Output every entry exactly as written.
-=-=-=-=-
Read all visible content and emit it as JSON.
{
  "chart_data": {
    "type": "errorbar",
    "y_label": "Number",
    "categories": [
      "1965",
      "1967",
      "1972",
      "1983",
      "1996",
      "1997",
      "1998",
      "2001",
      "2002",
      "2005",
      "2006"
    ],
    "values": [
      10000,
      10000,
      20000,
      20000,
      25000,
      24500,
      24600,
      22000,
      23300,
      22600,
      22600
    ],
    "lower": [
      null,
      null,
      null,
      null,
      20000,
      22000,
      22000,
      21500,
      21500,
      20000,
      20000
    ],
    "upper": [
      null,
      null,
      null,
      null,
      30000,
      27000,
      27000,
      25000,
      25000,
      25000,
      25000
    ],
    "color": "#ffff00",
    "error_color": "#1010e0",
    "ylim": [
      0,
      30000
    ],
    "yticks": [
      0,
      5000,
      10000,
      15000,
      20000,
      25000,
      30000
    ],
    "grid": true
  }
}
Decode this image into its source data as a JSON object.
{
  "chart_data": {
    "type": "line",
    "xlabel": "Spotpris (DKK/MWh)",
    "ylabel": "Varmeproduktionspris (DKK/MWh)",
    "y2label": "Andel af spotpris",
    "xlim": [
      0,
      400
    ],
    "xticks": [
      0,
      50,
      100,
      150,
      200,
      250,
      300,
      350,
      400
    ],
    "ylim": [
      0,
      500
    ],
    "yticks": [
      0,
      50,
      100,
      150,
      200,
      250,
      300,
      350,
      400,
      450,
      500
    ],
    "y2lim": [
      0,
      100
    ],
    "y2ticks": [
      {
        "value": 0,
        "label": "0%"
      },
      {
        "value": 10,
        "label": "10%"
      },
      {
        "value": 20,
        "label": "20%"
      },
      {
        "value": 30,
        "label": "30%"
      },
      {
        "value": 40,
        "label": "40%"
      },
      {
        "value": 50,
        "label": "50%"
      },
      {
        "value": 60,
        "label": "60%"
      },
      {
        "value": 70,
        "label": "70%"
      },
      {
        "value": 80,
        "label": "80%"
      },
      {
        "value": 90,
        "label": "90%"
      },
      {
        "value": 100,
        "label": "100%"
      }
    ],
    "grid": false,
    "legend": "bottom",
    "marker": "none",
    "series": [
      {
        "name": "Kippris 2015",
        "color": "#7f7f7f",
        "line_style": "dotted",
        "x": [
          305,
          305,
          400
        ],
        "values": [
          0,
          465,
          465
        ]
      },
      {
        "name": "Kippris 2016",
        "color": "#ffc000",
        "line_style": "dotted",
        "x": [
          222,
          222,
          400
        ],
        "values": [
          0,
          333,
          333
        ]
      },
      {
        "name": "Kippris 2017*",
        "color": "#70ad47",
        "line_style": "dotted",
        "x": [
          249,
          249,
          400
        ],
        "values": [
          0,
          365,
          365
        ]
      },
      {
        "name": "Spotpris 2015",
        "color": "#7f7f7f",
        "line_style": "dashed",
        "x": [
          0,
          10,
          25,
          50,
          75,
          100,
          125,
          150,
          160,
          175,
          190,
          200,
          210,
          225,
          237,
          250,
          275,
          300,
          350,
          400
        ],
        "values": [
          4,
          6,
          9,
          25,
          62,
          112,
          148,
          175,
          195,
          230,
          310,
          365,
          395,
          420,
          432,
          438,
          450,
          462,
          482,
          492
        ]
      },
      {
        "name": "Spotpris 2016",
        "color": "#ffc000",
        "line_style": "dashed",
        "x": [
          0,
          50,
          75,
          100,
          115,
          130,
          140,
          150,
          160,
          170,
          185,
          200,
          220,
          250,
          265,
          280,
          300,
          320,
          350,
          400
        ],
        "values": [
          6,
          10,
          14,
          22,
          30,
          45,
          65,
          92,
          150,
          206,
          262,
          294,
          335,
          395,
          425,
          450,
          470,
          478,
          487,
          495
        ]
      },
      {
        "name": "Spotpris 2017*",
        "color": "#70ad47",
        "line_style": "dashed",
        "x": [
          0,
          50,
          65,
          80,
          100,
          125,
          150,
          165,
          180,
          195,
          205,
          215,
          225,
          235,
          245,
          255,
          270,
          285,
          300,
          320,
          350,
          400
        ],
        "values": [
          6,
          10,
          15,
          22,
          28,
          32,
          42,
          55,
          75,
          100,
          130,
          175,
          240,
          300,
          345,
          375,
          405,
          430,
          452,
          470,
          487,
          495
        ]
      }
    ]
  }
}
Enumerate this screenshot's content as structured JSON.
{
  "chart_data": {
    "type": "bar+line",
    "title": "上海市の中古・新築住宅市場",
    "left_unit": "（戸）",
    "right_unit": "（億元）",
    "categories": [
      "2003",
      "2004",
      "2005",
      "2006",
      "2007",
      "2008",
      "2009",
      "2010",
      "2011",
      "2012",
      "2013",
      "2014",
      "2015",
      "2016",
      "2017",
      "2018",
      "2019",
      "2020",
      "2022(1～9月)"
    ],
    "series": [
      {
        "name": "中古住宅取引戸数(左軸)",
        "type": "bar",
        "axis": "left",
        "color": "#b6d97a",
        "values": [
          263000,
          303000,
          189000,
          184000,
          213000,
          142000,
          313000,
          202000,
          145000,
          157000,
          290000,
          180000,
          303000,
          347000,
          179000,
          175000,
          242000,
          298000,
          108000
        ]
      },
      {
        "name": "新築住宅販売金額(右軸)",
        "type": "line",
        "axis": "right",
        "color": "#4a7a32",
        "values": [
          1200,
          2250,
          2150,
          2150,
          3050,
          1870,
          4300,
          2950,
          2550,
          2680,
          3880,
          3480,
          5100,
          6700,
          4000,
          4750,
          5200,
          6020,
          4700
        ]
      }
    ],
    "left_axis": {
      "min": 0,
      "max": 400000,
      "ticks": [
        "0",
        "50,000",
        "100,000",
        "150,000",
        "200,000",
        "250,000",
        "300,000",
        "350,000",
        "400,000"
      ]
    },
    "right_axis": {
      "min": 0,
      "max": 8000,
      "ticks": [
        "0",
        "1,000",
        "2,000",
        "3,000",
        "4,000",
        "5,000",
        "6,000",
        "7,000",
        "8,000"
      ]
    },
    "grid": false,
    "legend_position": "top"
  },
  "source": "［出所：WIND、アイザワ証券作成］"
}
-=-=-=-=-
* [Response]:
Read all visible content and emit it as JSON.
{
  "chart_data": {
    "type": "errorbar",
    "y_label": "Number",
    "categories": [
      "1965",
      "1967",
      "1972",
      "1983",
      "1996",
      "1997",
      "1998",
      "2001",
      "2002",
      "2005",
      "2006"
    ],
    "values": [
      10000,
      10000,
      20000,
      20000,
      25000,
      24500,
      24600,
      22000,
      23300,
      22600,
      22600
    ],
    "lower": [
      null,
      null,
      null,
      null,
      20000,
      22000,
      22000,
      21500,
      21500,
      20000,
      20000
    ],
    "upper": [
      null,
      null,
      null,
      null,
      30000,
      27000,
      27000,
      25000,
      25000,
      25000,
      25000
    ],
    "color": "#ffff00",
    "error_color": "#1010e0",
    "ylim": [
      0,
      30000
    ],
    "yticks": [
      0,
      5000,
      10000,
      15000,
      20000,
      25000,
      30000
    ],
    "grid": true
  }
}
Decode this image into its source data as a JSON object.
{
  "chart_data": {
    "type": "line",
    "xlabel": "Spotpris (DKK/MWh)",
    "ylabel": "Varmeproduktionspris (DKK/MWh)",
    "y2label": "Andel af spotpris",
    "xlim": [
      0,
      400
    ],
    "xticks": [
      0,
      50,
      100,
      150,
      200,
      250,
      300,
      350,
      400
    ],
    "ylim": [
      0,
      500
    ],
    "yticks": [
      0,
      50,
      100,
      150,
      200,
      250,
      300,
      350,
      400,
      450,
      500
    ],
    "y2lim": [
      0,
      100
    ],
    "y2ticks": [
      {
        "value": 0,
        "label": "0%"
      },
      {
        "value": 10,
        "label": "10%"
      },
      {
        "value": 20,
        "label": "20%"
      },
      {
        "value": 30,
        "label": "30%"
      },
      {
        "value": 40,
        "label": "40%"
      },
      {
        "value": 50,
        "label": "50%"
      },
      {
        "value": 60,
        "label": "60%"
      },
      {
        "value": 70,
        "label": "70%"
      },
      {
        "value": 80,
        "label": "80%"
      },
      {
        "value": 90,
        "label": "90%"
      },
      {
        "value": 100,
        "label": "100%"
      }
    ],
    "grid": false,
    "legend": "bottom",
    "marker": "none",
    "series": [
      {
        "name": "Kippris 2015",
        "color": "#7f7f7f",
        "line_style": "dotted",
        "x": [
          305,
          305,
          400
        ],
        "values": [
          0,
          465,
          465
        ]
      },
      {
        "name": "Kippris 2016",
        "color": "#ffc000",
        "line_style": "dotted",
        "x": [
          222,
          222,
          400
        ],
        "values": [
          0,
          333,
          333
        ]
      },
      {
        "name": "Kippris 2017*",
        "color": "#70ad47",
        "line_style": "dotted",
        "x": [
          249,
          249,
          400
        ],
        "values": [
          0,
          365,
          365
        ]
      },
      {
        "name": "Spotpris 2015",
        "color": "#7f7f7f",
        "line_style": "dashed",
        "x": [
          0,
          10,
          25,
          50,
          75,
          100,
          125,
          150,
          160,
          175,
          190,
          200,
          210,
          225,
          237,
          250,
          275,
          300,
          350,
          400
        ],
        "values": [
          4,
          6,
          9,
          25,
          62,
          112,
          148,
          175,
          195,
          230,
          310,
          365,
          395,
          420,
          432,
          438,
          450,
          462,
          482,
          492
        ]
      },
      {
        "name": "Spotpris 2016",
        "color": "#ffc000",
        "line_style": "dashed",
        "x": [
          0,
          50,
          75,
          100,
          115,
          130,
          140,
          150,
          160,
          170,
          185,
          200,
          220,
          250,
          265,
          280,
          300,
          320,
          350,
          400
        ],
        "values": [
          6,
          10,
          14,
          22,
          30,
          45,
          65,
          92,
          150,
          206,
          262,
          294,
          335,
          395,
          425,
          450,
          470,
          478,
          487,
          495
        ]
      },
      {
        "name": "Spotpris 2017*",
        "color": "#70ad47",
        "line_style": "dashed",
        "x": [
          0,
          50,
          65,
          80,
          100,
          125,
          150,
          165,
          180,
          195,
          205,
          215,
          225,
          235,
          245,
          255,
          270,
          285,
          300,
          320,
          350,
          400
        ],
        "values": [
          6,
          10,
          15,
          22,
          28,
          32,
          42,
          55,
          75,
          100,
          130,
          175,
          240,
          300,
          345,
          375,
          405,
          430,
          452,
          470,
          487,
          495
        ]
      }
    ]
  }
}
Enumerate this screenshot's content as structured JSON.
{
  "chart_data": {
    "type": "bar+line",
    "title": "上海市の中古・新築住宅市場",
    "left_unit": "（戸）",
    "right_unit": "（億元）",
    "categories": [
      "2003",
      "2004",
      "2005",
      "2006",
      "2007",
      "2008",
      "2009",
      "2010",
      "2011",
      "2012",
      "2013",
      "2014",
      "2015",
      "2016",
      "2017",
      "2018",
      "2019",
      "2020",
      "2022(1～9月)"
    ],
    "series": [
      {
        "name": "中古住宅取引戸数(左軸)",
        "type": "bar",
        "axis": "left",
        "color": "#b6d97a",
        "values": [
          263000,
          303000,
          189000,
          184000,
          213000,
          142000,
          313000,
          202000,
          145000,
          157000,
          290000,
          180000,
          303000,
          347000,
          179000,
          175000,
          242000,
          298000,
          108000
        ]
      },
      {
        "name": "新築住宅販売金額(右軸)",
        "type": "line",
        "axis": "right",
        "color": "#4a7a32",
        "values": [
          1200,
          2250,
          2150,
          2150,
          3050,
          1870,
          4300,
          2950,
          2550,
          2680,
          3880,
          3480,
          5100,
          6700,
          4000,
          4750,
          5200,
          6020,
          4700
        ]
      }
    ],
    "left_axis": {
      "min": 0,
      "max": 400000,
      "ticks": [
        "0",
        "50,000",
        "100,000",
        "150,000",
        "200,000",
        "250,000",
        "300,000",
        "350,000",
        "400,000"
      ]
    },
    "right_axis": {
      "min": 0,
      "max": 8000,
      "ticks": [
        "0",
        "1,000",
        "2,000",
        "3,000",
        "4,000",
        "5,000",
        "6,000",
        "7,000",
        "8,000"
      ]
    },
    "grid": false,
    "legend_position": "top"
  },
  "source": "［出所：WIND、アイザワ証券作成］"
}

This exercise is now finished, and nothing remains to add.